### WRITTEN TASK
Return the whole listing, line for line, without the pictures in it.

### GIVEN RECORDS
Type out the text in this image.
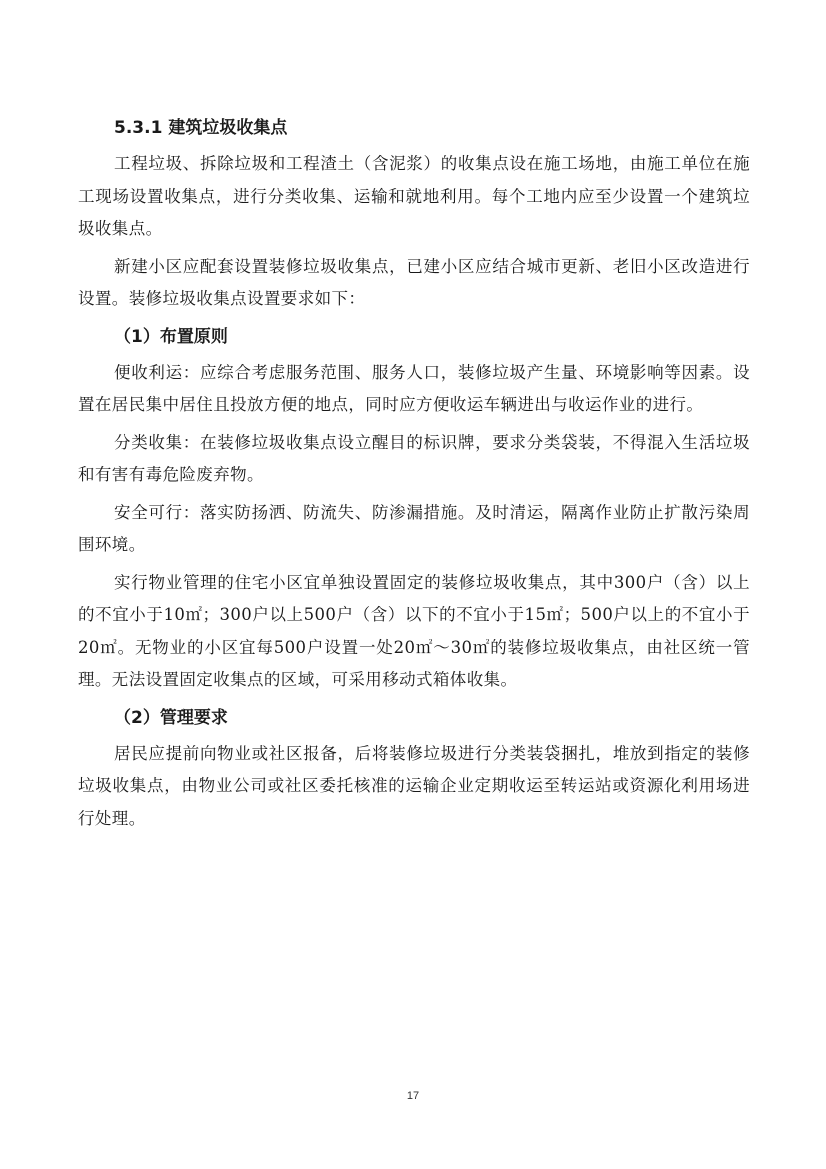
5.3.1 建筑垃圾收集点

工程垃圾、拆除垃圾和工程渣土（含泥浆）的收集点设在施工场地，由施工单位在施工现场设置收集点，进行分类收集、运输和就地利用。每个工地内应至少设置一个建筑垃圾收集点。

新建小区应配套设置装修垃圾收集点，已建小区应结合城市更新、老旧小区改造进行设置。装修垃圾收集点设置要求如下：

（1）布置原则

便收利运：应综合考虑服务范围、服务人口，装修垃圾产生量、环境影响等因素。设置在居民集中居住且投放方便的地点，同时应方便收运车辆进出与收运作业的进行。

分类收集：在装修垃圾收集点设立醒目的标识牌，要求分类袋装，不得混入生活垃圾和有害有毒危险废弃物。

安全可行：落实防扬洒、防流失、防渗漏措施。及时清运，隔离作业防止扩散污染周围环境。

实行物业管理的住宅小区宜单独设置固定的装修垃圾收集点，其中300户（含）以上的不宜小于10㎡；300户以上500户（含）以下的不宜小于15㎡；500户以上的不宜小于20㎡。无物业的小区宜每500户设置一处20㎡～30㎡的装修垃圾收集点，由社区统一管理。无法设置固定收集点的区域，可采用移动式箱体收集。

（2）管理要求

居民应提前向物业或社区报备，后将装修垃圾进行分类装袋捆扎，堆放到指定的装修垃圾收集点，由物业公司或社区委托核准的运输企业定期收运至转运站或资源化利用场进行处理。

17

### FULL OUTPUT
Type out the text in this image.
5.3.1 建筑垃圾收集点

工程垃圾、拆除垃圾和工程渣土（含泥浆）的收集点设在施工场地，由施工单位在施工现场设置收集点，进行分类收集、运输和就地利用。每个工地内应至少设置一个建筑垃圾收集点。

新建小区应配套设置装修垃圾收集点，已建小区应结合城市更新、老旧小区改造进行设置。装修垃圾收集点设置要求如下：

（1）布置原则

便收利运：应综合考虑服务范围、服务人口，装修垃圾产生量、环境影响等因素。设置在居民集中居住且投放方便的地点，同时应方便收运车辆进出与收运作业的进行。

分类收集：在装修垃圾收集点设立醒目的标识牌，要求分类袋装，不得混入生活垃圾和有害有毒危险废弃物。

安全可行：落实防扬洒、防流失、防渗漏措施。及时清运，隔离作业防止扩散污染周围环境。

实行物业管理的住宅小区宜单独设置固定的装修垃圾收集点，其中300户（含）以上的不宜小于10㎡；300户以上500户（含）以下的不宜小于15㎡；500户以上的不宜小于20㎡。无物业的小区宜每500户设置一处20㎡～30㎡的装修垃圾收集点，由社区统一管理。无法设置固定收集点的区域，可采用移动式箱体收集。

（2）管理要求

居民应提前向物业或社区报备，后将装修垃圾进行分类装袋捆扎，堆放到指定的装修垃圾收集点，由物业公司或社区委托核准的运输企业定期收运至转运站或资源化利用场进行处理。

17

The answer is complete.